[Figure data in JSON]
▼▼▼

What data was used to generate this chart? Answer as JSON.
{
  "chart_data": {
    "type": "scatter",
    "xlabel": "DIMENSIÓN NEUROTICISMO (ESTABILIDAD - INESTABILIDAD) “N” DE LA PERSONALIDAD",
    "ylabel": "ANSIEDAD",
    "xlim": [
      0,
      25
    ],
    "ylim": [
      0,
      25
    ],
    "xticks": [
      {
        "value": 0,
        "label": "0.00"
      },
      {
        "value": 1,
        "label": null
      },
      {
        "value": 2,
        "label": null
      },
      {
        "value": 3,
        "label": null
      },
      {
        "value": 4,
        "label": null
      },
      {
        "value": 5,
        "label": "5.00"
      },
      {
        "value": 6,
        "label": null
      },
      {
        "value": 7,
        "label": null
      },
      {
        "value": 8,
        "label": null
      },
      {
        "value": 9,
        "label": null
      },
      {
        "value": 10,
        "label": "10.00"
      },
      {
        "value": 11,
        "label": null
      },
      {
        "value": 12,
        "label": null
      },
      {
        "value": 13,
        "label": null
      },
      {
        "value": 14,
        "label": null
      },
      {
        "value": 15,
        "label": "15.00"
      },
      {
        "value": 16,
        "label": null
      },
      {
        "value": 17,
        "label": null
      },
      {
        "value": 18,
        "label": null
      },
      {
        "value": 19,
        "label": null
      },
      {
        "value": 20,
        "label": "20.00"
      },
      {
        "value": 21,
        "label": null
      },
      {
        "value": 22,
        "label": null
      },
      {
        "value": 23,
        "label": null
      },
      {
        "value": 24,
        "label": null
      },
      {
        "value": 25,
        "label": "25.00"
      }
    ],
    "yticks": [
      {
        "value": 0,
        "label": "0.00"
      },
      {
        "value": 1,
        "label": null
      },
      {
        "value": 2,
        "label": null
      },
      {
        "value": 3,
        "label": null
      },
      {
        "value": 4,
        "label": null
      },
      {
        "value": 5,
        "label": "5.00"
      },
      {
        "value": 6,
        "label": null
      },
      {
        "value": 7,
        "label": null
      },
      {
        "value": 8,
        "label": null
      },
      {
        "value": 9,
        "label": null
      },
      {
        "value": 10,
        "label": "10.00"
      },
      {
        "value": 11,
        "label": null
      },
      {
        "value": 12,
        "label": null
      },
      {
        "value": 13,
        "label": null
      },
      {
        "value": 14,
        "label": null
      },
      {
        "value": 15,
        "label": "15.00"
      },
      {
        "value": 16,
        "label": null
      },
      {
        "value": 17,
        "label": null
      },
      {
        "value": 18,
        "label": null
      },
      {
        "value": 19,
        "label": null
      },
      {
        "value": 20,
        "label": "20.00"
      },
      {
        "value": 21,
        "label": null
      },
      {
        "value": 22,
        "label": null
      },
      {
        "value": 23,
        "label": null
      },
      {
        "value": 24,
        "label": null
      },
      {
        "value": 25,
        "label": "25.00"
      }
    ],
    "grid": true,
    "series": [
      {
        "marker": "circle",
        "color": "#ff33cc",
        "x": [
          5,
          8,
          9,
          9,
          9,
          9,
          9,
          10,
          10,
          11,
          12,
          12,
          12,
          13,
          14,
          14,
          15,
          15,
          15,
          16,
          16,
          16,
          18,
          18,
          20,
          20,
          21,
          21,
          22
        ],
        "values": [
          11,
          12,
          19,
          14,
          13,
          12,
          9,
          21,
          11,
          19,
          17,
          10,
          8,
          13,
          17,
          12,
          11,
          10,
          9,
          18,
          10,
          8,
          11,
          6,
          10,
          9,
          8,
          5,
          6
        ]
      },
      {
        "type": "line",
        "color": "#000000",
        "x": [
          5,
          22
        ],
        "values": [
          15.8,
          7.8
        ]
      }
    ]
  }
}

▲▲▲

(WHAT IS REQUIRED):
Extract all the material, leaving every line as it is.

(SOLUTION TO THIS EXERCISE):
What data was used to generate this chart? Answer as JSON.
{
  "chart_data": {
    "type": "scatter",
    "xlabel": "DIMENSIÓN NEUROTICISMO (ESTABILIDAD - INESTABILIDAD) “N” DE LA PERSONALIDAD",
    "ylabel": "ANSIEDAD",
    "xlim": [
      0,
      25
    ],
    "ylim": [
      0,
      25
    ],
    "xticks": [
      {
        "value": 0,
        "label": "0.00"
      },
      {
        "value": 1,
        "label": null
      },
      {
        "value": 2,
        "label": null
      },
      {
        "value": 3,
        "label": null
      },
      {
        "value": 4,
        "label": null
      },
      {
        "value": 5,
        "label": "5.00"
      },
      {
        "value": 6,
        "label": null
      },
      {
        "value": 7,
        "label": null
      },
      {
        "value": 8,
        "label": null
      },
      {
        "value": 9,
        "label": null
      },
      {
        "value": 10,
        "label": "10.00"
      },
      {
        "value": 11,
        "label": null
      },
      {
        "value": 12,
        "label": null
      },
      {
        "value": 13,
        "label": null
      },
      {
        "value": 14,
        "label": null
      },
      {
        "value": 15,
        "label": "15.00"
      },
      {
        "value": 16,
        "label": null
      },
      {
        "value": 17,
        "label": null
      },
      {
        "value": 18,
        "label": null
      },
      {
        "value": 19,
        "label": null
      },
      {
        "value": 20,
        "label": "20.00"
      },
      {
        "value": 21,
        "label": null
      },
      {
        "value": 22,
        "label": null
      },
      {
        "value": 23,
        "label": null
      },
      {
        "value": 24,
        "label": null
      },
      {
        "value": 25,
        "label": "25.00"
      }
    ],
    "yticks": [
      {
        "value": 0,
        "label": "0.00"
      },
      {
        "value": 1,
        "label": null
      },
      {
        "value": 2,
        "label": null
      },
      {
        "value": 3,
        "label": null
      },
      {
        "value": 4,
        "label": null
      },
      {
        "value": 5,
        "label": "5.00"
      },
      {
        "value": 6,
        "label": null
      },
      {
        "value": 7,
        "label": null
      },
      {
        "value": 8,
        "label": null
      },
      {
        "value": 9,
        "label": null
      },
      {
        "value": 10,
        "label": "10.00"
      },
      {
        "value": 11,
        "label": null
      },
      {
        "value": 12,
        "label": null
      },
      {
        "value": 13,
        "label": null
      },
      {
        "value": 14,
        "label": null
      },
      {
        "value": 15,
        "label": "15.00"
      },
      {
        "value": 16,
        "label": null
      },
      {
        "value": 17,
        "label": null
      },
      {
        "value": 18,
        "label": null
      },
      {
        "value": 19,
        "label": null
      },
      {
        "value": 20,
        "label": "20.00"
      },
      {
        "value": 21,
        "label": null
      },
      {
        "value": 22,
        "label": null
      },
      {
        "value": 23,
        "label": null
      },
      {
        "value": 24,
        "label": null
      },
      {
        "value": 25,
        "label": "25.00"
      }
    ],
    "grid": true,
    "series": [
      {
        "marker": "circle",
        "color": "#ff33cc",
        "x": [
          5,
          8,
          9,
          9,
          9,
          9,
          9,
          10,
          10,
          11,
          12,
          12,
          12,
          13,
          14,
          14,
          15,
          15,
          15,
          16,
          16,
          16,
          18,
          18,
          20,
          20,
          21,
          21,
          22
        ],
        "values": [
          11,
          12,
          19,
          14,
          13,
          12,
          9,
          21,
          11,
          19,
          17,
          10,
          8,
          13,
          17,
          12,
          11,
          10,
          9,
          18,
          10,
          8,
          11,
          6,
          10,
          9,
          8,
          5,
          6
        ]
      },
      {
        "type": "line",
        "color": "#000000",
        "x": [
          5,
          22
        ],
        "values": [
          15.8,
          7.8
        ]
      }
    ]
  }
}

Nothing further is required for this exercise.